━━ Recorded data

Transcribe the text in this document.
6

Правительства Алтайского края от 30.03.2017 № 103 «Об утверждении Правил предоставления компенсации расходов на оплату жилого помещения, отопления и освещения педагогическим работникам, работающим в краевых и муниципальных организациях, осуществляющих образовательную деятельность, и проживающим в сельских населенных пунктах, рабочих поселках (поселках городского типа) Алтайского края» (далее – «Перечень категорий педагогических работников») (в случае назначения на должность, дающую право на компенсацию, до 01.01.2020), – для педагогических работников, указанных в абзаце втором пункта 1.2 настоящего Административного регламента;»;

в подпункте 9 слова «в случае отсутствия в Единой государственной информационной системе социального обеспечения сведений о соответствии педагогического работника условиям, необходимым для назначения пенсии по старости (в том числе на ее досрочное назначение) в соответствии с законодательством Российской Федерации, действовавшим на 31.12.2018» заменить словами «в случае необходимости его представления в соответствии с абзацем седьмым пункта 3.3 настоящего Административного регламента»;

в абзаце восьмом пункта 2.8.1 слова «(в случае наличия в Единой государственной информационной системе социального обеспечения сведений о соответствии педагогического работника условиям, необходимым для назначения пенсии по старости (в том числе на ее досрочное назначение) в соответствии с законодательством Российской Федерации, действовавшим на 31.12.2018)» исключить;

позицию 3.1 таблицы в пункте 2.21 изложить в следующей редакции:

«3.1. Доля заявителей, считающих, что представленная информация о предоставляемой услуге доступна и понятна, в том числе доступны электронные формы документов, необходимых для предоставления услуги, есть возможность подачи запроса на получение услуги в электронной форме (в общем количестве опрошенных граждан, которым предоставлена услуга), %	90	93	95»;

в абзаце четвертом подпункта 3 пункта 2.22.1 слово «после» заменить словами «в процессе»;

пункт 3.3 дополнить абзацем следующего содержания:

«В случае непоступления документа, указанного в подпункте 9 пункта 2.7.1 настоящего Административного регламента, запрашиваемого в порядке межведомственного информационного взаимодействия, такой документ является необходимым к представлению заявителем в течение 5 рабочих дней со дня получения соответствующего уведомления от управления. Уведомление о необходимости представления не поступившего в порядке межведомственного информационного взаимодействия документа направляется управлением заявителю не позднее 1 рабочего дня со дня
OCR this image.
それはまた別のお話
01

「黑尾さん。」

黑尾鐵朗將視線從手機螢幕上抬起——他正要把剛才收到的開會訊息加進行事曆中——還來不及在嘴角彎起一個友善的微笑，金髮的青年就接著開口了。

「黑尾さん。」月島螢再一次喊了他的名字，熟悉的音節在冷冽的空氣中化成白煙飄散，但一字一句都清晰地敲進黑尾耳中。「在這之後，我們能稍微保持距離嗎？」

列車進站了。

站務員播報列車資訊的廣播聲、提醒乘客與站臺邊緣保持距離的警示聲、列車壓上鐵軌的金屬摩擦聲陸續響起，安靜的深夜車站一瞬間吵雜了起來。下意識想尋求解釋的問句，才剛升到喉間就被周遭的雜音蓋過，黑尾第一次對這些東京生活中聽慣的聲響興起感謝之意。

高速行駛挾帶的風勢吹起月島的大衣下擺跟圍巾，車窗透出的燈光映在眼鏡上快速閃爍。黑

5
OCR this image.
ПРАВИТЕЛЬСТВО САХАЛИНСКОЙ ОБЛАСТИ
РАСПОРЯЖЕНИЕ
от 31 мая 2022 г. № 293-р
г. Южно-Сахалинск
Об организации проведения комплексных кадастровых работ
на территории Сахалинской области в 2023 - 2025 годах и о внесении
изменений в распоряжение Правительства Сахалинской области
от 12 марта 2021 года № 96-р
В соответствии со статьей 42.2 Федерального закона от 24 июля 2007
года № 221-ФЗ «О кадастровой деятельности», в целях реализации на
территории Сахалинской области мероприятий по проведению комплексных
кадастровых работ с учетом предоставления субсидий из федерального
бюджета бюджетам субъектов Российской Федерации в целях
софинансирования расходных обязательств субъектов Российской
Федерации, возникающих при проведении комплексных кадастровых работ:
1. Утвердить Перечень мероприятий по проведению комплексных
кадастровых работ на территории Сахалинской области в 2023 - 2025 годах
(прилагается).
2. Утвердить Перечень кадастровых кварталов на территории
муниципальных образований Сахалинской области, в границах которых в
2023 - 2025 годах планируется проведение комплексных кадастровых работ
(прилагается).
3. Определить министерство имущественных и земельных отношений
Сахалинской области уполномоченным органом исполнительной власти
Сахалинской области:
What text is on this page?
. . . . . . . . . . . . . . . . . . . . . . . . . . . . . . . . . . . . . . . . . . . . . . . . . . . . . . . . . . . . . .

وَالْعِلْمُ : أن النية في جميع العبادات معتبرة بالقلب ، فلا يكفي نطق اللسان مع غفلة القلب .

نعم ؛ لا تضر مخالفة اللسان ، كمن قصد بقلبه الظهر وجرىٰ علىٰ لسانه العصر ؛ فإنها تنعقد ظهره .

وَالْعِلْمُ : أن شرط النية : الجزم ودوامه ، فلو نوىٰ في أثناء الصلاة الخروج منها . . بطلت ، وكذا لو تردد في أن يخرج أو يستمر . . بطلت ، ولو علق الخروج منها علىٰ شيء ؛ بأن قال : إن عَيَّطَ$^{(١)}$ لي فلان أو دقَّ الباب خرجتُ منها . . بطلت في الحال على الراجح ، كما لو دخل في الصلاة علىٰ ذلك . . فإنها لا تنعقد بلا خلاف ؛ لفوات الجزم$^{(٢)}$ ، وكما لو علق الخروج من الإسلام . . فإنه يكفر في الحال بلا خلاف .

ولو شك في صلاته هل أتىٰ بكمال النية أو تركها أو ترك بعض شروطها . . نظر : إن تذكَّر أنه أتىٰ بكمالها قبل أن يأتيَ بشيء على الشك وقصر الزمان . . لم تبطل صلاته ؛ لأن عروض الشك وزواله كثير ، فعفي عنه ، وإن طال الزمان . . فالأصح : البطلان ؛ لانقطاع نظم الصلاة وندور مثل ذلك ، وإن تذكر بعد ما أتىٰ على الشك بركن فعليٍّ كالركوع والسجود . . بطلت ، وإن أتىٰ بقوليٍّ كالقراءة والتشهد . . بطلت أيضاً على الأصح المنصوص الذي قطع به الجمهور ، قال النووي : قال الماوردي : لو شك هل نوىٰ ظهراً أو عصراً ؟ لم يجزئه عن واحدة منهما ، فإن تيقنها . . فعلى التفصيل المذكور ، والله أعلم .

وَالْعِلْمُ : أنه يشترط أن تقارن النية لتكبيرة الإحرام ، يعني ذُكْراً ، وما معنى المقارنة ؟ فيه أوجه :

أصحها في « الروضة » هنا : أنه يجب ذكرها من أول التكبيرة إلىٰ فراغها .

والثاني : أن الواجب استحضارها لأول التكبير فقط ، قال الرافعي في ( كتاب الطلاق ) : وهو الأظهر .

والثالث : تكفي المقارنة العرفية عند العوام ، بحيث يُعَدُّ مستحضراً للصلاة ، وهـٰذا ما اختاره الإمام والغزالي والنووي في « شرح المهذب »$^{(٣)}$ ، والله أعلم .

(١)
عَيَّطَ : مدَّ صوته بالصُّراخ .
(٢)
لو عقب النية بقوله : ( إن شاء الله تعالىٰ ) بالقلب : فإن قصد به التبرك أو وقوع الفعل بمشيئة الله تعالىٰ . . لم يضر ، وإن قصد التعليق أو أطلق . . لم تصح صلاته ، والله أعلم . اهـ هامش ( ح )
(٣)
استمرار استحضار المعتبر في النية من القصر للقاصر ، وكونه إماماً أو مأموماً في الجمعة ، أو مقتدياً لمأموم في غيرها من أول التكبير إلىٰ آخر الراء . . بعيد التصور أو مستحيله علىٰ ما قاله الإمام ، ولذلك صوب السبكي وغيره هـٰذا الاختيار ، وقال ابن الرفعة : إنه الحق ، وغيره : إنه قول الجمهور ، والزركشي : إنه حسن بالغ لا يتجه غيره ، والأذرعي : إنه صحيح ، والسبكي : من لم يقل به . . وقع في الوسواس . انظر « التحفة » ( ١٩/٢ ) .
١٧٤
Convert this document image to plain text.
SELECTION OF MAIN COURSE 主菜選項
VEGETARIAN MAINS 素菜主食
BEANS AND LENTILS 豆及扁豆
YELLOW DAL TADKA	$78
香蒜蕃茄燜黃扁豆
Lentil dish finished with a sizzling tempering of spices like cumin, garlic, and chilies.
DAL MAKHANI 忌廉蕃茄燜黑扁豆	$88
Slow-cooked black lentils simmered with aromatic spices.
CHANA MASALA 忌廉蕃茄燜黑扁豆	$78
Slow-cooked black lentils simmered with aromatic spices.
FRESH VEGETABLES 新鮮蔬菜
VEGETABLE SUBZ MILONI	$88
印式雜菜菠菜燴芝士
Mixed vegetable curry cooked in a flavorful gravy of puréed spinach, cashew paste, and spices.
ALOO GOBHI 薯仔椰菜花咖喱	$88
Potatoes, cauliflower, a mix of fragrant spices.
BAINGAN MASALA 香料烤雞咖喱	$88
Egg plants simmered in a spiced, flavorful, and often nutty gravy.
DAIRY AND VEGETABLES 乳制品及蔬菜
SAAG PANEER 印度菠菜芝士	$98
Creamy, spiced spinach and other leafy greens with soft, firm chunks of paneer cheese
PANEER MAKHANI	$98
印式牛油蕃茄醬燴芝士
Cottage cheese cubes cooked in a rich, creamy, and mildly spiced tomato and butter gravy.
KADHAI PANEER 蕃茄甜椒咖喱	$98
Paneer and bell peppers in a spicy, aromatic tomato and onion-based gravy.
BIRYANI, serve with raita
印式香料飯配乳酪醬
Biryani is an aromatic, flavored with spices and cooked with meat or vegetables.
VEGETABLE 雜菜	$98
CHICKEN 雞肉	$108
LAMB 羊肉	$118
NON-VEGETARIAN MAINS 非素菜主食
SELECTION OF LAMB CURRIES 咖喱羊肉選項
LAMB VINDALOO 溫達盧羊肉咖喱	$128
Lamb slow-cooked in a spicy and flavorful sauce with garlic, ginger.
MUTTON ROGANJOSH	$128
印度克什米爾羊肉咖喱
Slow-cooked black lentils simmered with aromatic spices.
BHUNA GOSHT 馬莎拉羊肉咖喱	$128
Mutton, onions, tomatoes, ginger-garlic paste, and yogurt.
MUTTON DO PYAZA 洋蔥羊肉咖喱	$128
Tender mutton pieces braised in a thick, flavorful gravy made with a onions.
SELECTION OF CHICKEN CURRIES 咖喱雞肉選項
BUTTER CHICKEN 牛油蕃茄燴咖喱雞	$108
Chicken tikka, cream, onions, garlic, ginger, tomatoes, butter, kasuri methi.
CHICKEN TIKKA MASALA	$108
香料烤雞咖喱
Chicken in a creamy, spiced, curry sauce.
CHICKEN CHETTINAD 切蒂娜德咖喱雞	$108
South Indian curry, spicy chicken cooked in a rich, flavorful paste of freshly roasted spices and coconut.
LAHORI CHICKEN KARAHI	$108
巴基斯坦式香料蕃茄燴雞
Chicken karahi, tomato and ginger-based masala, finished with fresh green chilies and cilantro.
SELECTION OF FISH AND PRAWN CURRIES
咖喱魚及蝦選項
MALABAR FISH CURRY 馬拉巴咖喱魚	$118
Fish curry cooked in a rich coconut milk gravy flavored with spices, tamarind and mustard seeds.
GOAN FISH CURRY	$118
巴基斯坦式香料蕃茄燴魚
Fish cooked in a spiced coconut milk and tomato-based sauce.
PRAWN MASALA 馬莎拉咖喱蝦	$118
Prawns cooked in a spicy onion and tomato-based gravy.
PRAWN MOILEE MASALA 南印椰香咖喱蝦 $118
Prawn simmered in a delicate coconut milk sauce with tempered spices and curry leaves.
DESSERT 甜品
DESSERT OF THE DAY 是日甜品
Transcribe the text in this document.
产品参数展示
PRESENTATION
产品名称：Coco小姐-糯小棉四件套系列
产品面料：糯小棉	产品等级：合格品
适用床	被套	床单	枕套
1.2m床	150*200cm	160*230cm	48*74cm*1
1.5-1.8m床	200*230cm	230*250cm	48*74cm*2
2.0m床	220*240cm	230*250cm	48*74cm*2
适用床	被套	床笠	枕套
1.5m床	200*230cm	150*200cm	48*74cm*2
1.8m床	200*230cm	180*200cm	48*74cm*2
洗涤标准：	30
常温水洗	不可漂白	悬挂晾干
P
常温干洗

━━━━

Go through the material above and copy each line that has the word "فإنها".

نعم ؛ لا تضر مخالفة اللسان ، كمن قصد بقلبه الظهر وجرىٰ علىٰ لسانه العصر ؛ فإنها تنعقد ظهره .
وَالْعِلْمُ : أن شرط النية : الجزم ودوامه ، فلو نوىٰ في أثناء الصلاة الخروج منها . . بطلت ، وكذا لو تردد في أن يخرج أو يستمر . . بطلت ، ولو علق الخروج منها علىٰ شيء ؛ بأن قال : إن عَيَّطَ$^{(١)}$ لي فلان أو دقَّ الباب خرجتُ منها . . بطلت في الحال على الراجح ، كما لو دخل في الصلاة علىٰ ذلك . . فإنها لا تنعقد بلا خلاف ؛ لفوات الجزم$^{(٢)}$ ، وكما لو علق الخروج من الإسلام . . فإنه يكفر في الحال بلا خلاف .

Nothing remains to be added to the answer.